Instructions to follow:
Filter the data below for the string "vnnd" and copy each matching line.

Dataset entries:

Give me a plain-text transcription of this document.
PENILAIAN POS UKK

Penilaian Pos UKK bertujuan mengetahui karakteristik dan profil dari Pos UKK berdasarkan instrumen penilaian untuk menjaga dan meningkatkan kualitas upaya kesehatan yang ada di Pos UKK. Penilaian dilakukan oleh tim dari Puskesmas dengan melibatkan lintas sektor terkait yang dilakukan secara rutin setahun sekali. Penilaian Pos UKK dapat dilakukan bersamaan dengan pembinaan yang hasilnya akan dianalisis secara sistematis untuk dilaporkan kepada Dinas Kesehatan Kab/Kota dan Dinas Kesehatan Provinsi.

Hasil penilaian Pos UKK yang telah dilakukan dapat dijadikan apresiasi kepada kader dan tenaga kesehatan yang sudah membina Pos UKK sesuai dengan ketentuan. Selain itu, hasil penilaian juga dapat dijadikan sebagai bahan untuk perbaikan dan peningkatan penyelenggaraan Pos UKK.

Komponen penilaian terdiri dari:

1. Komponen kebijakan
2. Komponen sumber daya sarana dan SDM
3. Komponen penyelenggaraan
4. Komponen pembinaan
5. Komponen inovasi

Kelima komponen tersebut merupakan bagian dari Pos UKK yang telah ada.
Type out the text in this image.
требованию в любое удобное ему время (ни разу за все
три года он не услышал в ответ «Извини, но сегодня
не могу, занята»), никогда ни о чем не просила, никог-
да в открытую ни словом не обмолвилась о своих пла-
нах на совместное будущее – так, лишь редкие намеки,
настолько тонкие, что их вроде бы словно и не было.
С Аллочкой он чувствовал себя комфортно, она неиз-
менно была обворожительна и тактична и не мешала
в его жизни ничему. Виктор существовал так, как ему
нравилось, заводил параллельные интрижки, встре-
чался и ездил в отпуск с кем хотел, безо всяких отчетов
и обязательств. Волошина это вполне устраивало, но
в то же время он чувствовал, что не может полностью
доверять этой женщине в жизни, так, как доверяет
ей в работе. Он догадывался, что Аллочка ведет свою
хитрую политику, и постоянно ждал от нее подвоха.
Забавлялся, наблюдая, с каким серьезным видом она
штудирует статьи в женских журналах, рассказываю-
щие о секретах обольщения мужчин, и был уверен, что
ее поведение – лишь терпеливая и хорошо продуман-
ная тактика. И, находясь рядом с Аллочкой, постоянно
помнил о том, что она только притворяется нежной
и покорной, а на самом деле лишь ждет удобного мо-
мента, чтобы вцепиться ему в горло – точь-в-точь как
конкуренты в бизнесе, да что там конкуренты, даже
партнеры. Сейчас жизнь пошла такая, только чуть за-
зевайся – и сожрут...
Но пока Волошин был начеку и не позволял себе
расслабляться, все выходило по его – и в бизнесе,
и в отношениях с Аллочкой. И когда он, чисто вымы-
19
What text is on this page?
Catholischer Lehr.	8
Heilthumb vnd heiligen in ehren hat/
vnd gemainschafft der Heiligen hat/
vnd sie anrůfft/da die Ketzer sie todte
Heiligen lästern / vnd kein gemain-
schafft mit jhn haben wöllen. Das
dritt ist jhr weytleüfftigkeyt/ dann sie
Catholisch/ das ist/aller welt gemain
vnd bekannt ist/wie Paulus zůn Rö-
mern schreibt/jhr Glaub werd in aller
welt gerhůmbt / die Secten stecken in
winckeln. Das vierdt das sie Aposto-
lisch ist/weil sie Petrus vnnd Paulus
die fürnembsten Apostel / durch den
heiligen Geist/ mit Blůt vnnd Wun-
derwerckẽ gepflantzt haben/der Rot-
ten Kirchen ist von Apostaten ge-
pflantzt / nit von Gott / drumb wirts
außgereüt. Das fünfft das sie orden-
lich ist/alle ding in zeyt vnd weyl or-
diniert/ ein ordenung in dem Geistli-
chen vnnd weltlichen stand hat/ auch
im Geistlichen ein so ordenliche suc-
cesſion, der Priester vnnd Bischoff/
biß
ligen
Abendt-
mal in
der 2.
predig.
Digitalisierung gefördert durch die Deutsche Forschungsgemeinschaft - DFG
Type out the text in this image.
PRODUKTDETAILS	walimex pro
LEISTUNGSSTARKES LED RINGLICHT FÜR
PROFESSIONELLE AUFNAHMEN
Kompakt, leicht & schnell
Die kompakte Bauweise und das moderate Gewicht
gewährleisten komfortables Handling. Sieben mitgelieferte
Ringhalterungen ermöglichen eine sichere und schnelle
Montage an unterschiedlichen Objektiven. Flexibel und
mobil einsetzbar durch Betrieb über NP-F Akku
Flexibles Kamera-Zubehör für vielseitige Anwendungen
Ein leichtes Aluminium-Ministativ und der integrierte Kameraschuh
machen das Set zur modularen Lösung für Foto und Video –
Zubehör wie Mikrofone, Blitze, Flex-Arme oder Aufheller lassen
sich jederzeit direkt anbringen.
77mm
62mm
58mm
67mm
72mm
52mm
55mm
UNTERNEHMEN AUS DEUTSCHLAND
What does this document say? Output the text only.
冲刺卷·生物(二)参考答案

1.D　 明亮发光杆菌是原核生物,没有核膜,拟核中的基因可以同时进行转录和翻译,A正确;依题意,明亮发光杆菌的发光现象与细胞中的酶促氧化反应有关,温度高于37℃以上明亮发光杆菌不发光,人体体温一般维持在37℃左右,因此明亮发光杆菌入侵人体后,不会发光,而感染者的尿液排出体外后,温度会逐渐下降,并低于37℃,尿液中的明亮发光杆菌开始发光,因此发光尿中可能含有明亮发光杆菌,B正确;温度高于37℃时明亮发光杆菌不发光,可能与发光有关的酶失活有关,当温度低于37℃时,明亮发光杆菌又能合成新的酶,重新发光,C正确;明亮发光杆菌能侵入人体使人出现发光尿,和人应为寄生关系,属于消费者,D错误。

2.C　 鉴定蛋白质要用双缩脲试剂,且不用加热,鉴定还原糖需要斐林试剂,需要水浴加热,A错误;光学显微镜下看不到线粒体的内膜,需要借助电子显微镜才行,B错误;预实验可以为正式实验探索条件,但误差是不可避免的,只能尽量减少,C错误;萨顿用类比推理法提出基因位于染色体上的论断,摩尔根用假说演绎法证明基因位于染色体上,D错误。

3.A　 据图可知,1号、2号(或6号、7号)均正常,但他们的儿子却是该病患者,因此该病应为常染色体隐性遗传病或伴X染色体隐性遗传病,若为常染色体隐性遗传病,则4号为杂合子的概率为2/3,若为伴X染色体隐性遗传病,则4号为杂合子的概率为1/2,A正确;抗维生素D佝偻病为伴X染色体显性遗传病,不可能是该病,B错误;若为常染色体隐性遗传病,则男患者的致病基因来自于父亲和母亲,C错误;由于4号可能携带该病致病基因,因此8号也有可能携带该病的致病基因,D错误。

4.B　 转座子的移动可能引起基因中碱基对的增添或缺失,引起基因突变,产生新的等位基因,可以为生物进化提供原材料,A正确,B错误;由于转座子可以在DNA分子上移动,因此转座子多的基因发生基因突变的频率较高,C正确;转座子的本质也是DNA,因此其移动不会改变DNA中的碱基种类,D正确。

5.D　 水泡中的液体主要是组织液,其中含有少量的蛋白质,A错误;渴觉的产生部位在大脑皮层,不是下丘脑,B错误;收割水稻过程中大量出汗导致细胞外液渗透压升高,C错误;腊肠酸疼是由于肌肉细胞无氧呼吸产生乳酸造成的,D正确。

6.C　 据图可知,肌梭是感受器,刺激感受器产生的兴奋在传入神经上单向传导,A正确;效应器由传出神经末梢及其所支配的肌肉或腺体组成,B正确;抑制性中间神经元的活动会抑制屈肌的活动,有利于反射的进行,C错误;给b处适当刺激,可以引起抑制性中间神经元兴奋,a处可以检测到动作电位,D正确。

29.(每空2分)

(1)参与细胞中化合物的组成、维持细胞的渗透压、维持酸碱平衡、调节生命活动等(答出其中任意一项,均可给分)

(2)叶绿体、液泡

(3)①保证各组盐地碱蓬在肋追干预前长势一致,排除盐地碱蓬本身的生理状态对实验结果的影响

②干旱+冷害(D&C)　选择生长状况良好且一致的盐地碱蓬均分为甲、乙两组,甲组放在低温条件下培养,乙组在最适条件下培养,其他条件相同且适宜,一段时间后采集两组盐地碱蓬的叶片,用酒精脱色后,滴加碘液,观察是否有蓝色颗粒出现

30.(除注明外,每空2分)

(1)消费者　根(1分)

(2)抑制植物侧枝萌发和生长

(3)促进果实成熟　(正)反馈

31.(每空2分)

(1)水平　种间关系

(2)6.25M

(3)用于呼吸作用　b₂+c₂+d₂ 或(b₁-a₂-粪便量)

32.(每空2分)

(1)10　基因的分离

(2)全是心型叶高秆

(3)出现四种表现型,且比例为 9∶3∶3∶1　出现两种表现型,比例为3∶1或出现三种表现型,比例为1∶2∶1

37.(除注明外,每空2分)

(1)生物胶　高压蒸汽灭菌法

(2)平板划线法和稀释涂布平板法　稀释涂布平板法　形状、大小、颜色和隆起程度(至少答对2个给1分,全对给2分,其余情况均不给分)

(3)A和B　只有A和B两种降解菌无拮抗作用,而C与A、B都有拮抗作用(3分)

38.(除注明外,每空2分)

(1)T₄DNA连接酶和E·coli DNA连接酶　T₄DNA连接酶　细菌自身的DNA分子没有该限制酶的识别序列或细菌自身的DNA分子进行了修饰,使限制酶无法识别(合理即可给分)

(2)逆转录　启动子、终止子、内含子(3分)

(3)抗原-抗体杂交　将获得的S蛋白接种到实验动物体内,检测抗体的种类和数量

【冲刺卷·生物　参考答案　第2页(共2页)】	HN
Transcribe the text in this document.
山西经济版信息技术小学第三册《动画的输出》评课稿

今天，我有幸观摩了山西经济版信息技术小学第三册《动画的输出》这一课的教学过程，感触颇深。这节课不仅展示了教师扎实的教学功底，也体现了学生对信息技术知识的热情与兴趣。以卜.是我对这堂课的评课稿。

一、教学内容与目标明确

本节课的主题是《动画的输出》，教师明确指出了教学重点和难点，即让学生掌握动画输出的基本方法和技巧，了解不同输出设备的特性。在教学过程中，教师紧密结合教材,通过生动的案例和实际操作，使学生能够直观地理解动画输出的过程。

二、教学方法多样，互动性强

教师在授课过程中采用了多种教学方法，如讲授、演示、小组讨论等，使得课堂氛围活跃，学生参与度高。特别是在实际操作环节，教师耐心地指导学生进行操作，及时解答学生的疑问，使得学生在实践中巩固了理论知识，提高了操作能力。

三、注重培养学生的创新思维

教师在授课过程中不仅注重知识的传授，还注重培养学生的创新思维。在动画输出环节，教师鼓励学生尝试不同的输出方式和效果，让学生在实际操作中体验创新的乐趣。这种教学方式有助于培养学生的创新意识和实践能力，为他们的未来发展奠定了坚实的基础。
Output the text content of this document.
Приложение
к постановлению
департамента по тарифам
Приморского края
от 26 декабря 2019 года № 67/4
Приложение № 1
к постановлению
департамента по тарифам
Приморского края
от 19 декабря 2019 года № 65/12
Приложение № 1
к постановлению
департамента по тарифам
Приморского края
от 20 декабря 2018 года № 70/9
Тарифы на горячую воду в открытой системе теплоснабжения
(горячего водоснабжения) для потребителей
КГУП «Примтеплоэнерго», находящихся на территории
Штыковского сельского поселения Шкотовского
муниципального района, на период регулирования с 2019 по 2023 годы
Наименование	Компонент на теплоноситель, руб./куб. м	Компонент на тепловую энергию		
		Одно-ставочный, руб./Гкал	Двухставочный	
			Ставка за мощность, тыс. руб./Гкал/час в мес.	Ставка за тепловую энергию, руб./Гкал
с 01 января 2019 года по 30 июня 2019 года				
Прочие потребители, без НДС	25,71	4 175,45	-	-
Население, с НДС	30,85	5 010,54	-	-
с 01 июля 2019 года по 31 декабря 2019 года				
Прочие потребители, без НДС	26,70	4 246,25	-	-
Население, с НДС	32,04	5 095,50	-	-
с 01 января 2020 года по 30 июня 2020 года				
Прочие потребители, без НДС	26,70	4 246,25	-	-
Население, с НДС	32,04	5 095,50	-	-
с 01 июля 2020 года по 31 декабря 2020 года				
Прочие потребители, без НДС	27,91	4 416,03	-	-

Response below:
lisch ist/weil sie Petrus vnnd Paulus
heiligen Geist/ mit Blůt vnnd Wun-
chen vnnd weltlichen stand hat/ auch
cesſion, der Priester vnnd Bischoff/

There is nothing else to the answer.